— begin —
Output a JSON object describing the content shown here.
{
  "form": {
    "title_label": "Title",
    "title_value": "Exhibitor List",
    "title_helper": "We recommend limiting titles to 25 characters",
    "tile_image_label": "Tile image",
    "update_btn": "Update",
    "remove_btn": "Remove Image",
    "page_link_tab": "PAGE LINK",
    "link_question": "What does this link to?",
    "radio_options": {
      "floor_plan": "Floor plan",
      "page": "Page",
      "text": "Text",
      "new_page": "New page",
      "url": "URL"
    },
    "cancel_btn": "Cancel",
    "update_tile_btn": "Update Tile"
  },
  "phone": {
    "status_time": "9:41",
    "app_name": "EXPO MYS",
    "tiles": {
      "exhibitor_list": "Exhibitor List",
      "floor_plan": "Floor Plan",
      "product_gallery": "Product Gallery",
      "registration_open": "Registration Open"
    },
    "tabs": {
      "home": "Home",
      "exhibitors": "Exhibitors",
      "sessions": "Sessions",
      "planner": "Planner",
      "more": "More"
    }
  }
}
— end —
*YOUR OBJECTIVE*
Repeat the material word for word, in full.

*REPLY TO THE EXERCISE*
Output a JSON object describing the content shown here.
{
  "form": {
    "title_label": "Title",
    "title_value": "Exhibitor List",
    "title_helper": "We recommend limiting titles to 25 characters",
    "tile_image_label": "Tile image",
    "update_btn": "Update",
    "remove_btn": "Remove Image",
    "page_link_tab": "PAGE LINK",
    "link_question": "What does this link to?",
    "radio_options": {
      "floor_plan": "Floor plan",
      "page": "Page",
      "text": "Text",
      "new_page": "New page",
      "url": "URL"
    },
    "cancel_btn": "Cancel",
    "update_tile_btn": "Update Tile"
  },
  "phone": {
    "status_time": "9:41",
    "app_name": "EXPO MYS",
    "tiles": {
      "exhibitor_list": "Exhibitor List",
      "floor_plan": "Floor Plan",
      "product_gallery": "Product Gallery",
      "registration_open": "Registration Open"
    },
    "tabs": {
      "home": "Home",
      "exhibitors": "Exhibitors",
      "sessions": "Sessions",
      "planner": "Planner",
      "more": "More"
    }
  }
}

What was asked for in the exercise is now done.